Rows from a dataset:

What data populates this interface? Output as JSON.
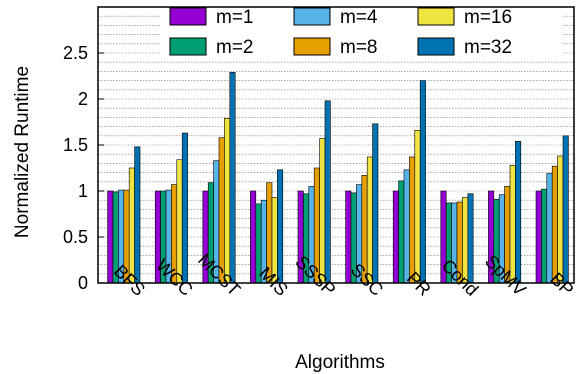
{
  "chart_data": {
    "type": "bar",
    "xlabel": "Algorithms",
    "ylabel": "Normalized Runtime",
    "ylim": [
      0,
      3
    ],
    "yticks": [
      0,
      0.5,
      1,
      1.5,
      2,
      2.5
    ],
    "grid": "horizontal dotted",
    "legend_position": "top",
    "categories": [
      "BFS",
      "WCC",
      "MCST",
      "MIS",
      "SSSP",
      "SSC",
      "PR",
      "Cond",
      "SpMV",
      "BP"
    ],
    "series": [
      {
        "name": "m=1",
        "color": "#9400d3",
        "values": [
          1.0,
          1.0,
          1.0,
          1.0,
          1.0,
          1.0,
          1.0,
          1.0,
          1.0,
          1.0
        ]
      },
      {
        "name": "m=2",
        "color": "#009e73",
        "values": [
          0.99,
          1.0,
          1.09,
          0.86,
          0.97,
          0.98,
          1.11,
          0.87,
          0.91,
          1.02
        ]
      },
      {
        "name": "m=4",
        "color": "#56b4e9",
        "values": [
          1.01,
          1.01,
          1.33,
          0.9,
          1.05,
          1.07,
          1.23,
          0.87,
          0.96,
          1.19
        ]
      },
      {
        "name": "m=8",
        "color": "#e69f00",
        "values": [
          1.01,
          1.07,
          1.58,
          1.09,
          1.25,
          1.17,
          1.37,
          0.88,
          1.05,
          1.27
        ]
      },
      {
        "name": "m=16",
        "color": "#f0e442",
        "values": [
          1.25,
          1.34,
          1.79,
          0.93,
          1.57,
          1.37,
          1.66,
          0.93,
          1.28,
          1.38
        ]
      },
      {
        "name": "m=32",
        "color": "#0072b2",
        "values": [
          1.48,
          1.63,
          2.29,
          1.23,
          1.98,
          1.73,
          2.2,
          0.97,
          1.54,
          1.6
        ]
      }
    ]
  }
}
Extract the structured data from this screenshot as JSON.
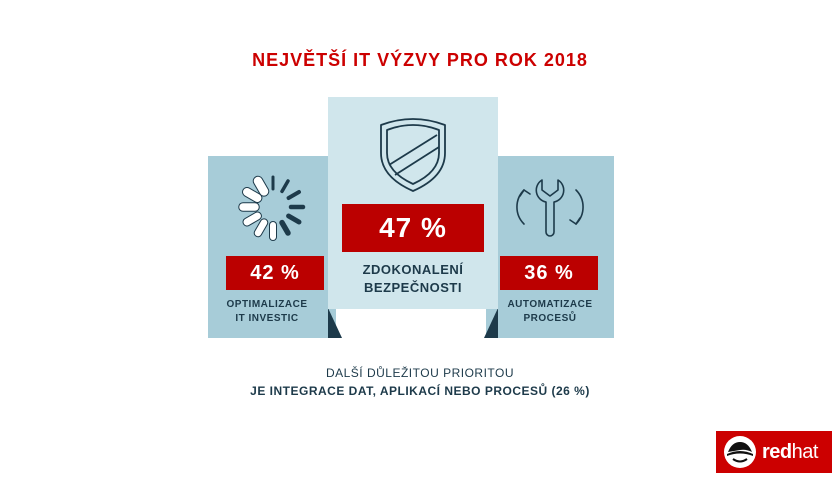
{
  "title": "NEJVĚTŠÍ IT VÝZVY PRO ROK 2018",
  "chart_data": {
    "type": "bar",
    "title": "NEJVĚTŠÍ IT VÝZVY PRO ROK 2018",
    "categories": [
      "OPTIMALIZACE IT INVESTIC",
      "ZDOKONALENÍ BEZPEČNOSTI",
      "AUTOMATIZACE PROCESŮ"
    ],
    "values": [
      42,
      47,
      36
    ],
    "value_labels": [
      "42 %",
      "47 %",
      "36 %"
    ],
    "unit": "%"
  },
  "panels": {
    "left": {
      "value": "42 %",
      "label_line1": "OPTIMALIZACE",
      "label_line2": "IT INVESTIC",
      "icon": "loading-spinner-icon"
    },
    "center": {
      "value": "47 %",
      "label_line1": "ZDOKONALENÍ",
      "label_line2": "BEZPEČNOSTI",
      "icon": "shield-icon"
    },
    "right": {
      "value": "36 %",
      "label_line1": "AUTOMATIZACE",
      "label_line2": "PROCESŮ",
      "icon": "wrench-cycle-icon"
    }
  },
  "footer": {
    "line1": "DALŠÍ DŮLEŽITOU PRIORITOU",
    "line2": "JE INTEGRACE DAT, APLIKACÍ NEBO PROCESŮ (26 %)"
  },
  "logo": {
    "text_bold": "red",
    "text_regular": "hat"
  },
  "colors": {
    "accent": "#cc0000",
    "badge": "#bb0000",
    "panel_side": "#a7ccd8",
    "panel_center": "#d0e6ec",
    "text_dark": "#1d3a4a"
  }
}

TO DO >> Restate the whole of the material word for word without the pictures.

ANSWER TO THIS PROBLEM >>
What data populates this interface? Output as JSON.
{
  "chart_data": {
    "type": "bar",
    "xlabel": "Algorithms",
    "ylabel": "Normalized Runtime",
    "ylim": [
      0,
      3
    ],
    "yticks": [
      0,
      0.5,
      1,
      1.5,
      2,
      2.5
    ],
    "grid": "horizontal dotted",
    "legend_position": "top",
    "categories": [
      "BFS",
      "WCC",
      "MCST",
      "MIS",
      "SSSP",
      "SSC",
      "PR",
      "Cond",
      "SpMV",
      "BP"
    ],
    "series": [
      {
        "name": "m=1",
        "color": "#9400d3",
        "values": [
          1.0,
          1.0,
          1.0,
          1.0,
          1.0,
          1.0,
          1.0,
          1.0,
          1.0,
          1.0
        ]
      },
      {
        "name": "m=2",
        "color": "#009e73",
        "values": [
          0.99,
          1.0,
          1.09,
          0.86,
          0.97,
          0.98,
          1.11,
          0.87,
          0.91,
          1.02
        ]
      },
      {
        "name": "m=4",
        "color": "#56b4e9",
        "values": [
          1.01,
          1.01,
          1.33,
          0.9,
          1.05,
          1.07,
          1.23,
          0.87,
          0.96,
          1.19
        ]
      },
      {
        "name": "m=8",
        "color": "#e69f00",
        "values": [
          1.01,
          1.07,
          1.58,
          1.09,
          1.25,
          1.17,
          1.37,
          0.88,
          1.05,
          1.27
        ]
      },
      {
        "name": "m=16",
        "color": "#f0e442",
        "values": [
          1.25,
          1.34,
          1.79,
          0.93,
          1.57,
          1.37,
          1.66,
          0.93,
          1.28,
          1.38
        ]
      },
      {
        "name": "m=32",
        "color": "#0072b2",
        "values": [
          1.48,
          1.63,
          2.29,
          1.23,
          1.98,
          1.73,
          2.2,
          0.97,
          1.54,
          1.6
        ]
      }
    ]
  }
}
Extract the structured data from this screenshot as JSON.
{
  "title": "NEJVĚTŠÍ IT VÝZVY PRO ROK 2018",
  "chart_data": {
    "type": "bar",
    "title": "NEJVĚTŠÍ IT VÝZVY PRO ROK 2018",
    "categories": [
      "OPTIMALIZACE IT INVESTIC",
      "ZDOKONALENÍ BEZPEČNOSTI",
      "AUTOMATIZACE PROCESŮ"
    ],
    "values": [
      42,
      47,
      36
    ],
    "value_labels": [
      "42 %",
      "47 %",
      "36 %"
    ],
    "unit": "%"
  },
  "panels": {
    "left": {
      "value": "42 %",
      "label_line1": "OPTIMALIZACE",
      "label_line2": "IT INVESTIC",
      "icon": "loading-spinner-icon"
    },
    "center": {
      "value": "47 %",
      "label_line1": "ZDOKONALENÍ",
      "label_line2": "BEZPEČNOSTI",
      "icon": "shield-icon"
    },
    "right": {
      "value": "36 %",
      "label_line1": "AUTOMATIZACE",
      "label_line2": "PROCESŮ",
      "icon": "wrench-cycle-icon"
    }
  },
  "footer": {
    "line1": "DALŠÍ DŮLEŽITOU PRIORITOU",
    "line2": "JE INTEGRACE DAT, APLIKACÍ NEBO PROCESŮ (26 %)"
  },
  "logo": {
    "text_bold": "red",
    "text_regular": "hat"
  },
  "colors": {
    "accent": "#cc0000",
    "badge": "#bb0000",
    "panel_side": "#a7ccd8",
    "panel_center": "#d0e6ec",
    "text_dark": "#1d3a4a"
  }
}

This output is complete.